◆ RECORDS SUPPLIED ◆
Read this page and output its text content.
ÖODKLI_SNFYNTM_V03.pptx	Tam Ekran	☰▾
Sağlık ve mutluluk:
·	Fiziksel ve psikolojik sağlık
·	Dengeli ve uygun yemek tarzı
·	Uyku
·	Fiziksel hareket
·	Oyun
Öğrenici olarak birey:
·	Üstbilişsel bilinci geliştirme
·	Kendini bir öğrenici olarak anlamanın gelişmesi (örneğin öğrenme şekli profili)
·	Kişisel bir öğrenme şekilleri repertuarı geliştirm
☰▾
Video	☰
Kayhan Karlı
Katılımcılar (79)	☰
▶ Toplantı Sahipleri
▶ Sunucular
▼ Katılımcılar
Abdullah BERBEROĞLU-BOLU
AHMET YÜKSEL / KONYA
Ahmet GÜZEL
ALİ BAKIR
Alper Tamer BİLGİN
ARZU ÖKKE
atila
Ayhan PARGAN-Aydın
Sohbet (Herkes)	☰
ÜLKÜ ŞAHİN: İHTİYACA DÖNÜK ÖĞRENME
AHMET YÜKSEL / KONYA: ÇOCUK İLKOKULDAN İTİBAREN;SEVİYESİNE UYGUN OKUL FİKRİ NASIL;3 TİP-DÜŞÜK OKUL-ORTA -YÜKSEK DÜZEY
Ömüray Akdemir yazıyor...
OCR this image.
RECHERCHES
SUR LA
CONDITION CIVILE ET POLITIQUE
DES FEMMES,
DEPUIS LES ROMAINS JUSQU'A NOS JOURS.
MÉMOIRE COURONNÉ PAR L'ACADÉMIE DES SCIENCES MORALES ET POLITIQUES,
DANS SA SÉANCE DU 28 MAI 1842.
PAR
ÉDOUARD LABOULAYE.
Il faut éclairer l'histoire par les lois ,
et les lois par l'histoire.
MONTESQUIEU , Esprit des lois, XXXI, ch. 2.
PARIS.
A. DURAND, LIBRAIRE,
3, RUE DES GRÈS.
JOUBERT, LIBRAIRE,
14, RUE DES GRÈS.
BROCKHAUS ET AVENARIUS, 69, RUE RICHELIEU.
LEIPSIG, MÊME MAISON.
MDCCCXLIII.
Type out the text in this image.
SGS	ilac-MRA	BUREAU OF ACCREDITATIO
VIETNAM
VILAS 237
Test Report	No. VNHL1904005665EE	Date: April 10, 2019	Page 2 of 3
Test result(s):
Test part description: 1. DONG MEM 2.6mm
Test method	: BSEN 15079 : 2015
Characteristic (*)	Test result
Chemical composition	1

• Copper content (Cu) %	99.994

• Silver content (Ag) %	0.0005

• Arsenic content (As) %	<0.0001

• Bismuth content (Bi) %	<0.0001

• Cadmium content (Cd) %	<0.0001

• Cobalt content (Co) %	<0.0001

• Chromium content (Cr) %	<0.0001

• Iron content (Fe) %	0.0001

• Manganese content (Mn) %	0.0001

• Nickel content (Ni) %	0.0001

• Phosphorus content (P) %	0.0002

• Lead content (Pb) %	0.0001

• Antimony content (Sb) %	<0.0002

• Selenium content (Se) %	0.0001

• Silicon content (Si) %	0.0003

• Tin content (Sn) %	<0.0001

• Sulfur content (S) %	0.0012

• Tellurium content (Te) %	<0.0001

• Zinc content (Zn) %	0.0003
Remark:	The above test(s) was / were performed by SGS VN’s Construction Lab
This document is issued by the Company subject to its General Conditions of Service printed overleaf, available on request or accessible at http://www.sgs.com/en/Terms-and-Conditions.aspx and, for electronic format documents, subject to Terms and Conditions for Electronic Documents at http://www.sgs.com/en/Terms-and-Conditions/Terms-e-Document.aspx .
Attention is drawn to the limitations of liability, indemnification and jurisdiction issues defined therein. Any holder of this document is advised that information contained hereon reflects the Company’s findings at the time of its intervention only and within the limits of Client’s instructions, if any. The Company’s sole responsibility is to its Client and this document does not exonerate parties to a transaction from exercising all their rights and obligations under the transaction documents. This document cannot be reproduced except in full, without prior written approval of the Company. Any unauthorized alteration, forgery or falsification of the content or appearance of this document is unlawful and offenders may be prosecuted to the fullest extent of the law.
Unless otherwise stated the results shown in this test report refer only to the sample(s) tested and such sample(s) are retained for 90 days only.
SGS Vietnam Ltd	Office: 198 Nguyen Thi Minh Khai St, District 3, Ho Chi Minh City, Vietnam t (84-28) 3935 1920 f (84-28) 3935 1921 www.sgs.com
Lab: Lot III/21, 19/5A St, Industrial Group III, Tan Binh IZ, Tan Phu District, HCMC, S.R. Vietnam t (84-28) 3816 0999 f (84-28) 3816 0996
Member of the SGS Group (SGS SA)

◆ TASK TO COMPLETE ◆
Track down all lines above with the string "Fiziksel" and copy them.

◆ WRITTEN RESPONSE ◆
·	Fiziksel ve psikolojik sağlık
·	Fiziksel hareket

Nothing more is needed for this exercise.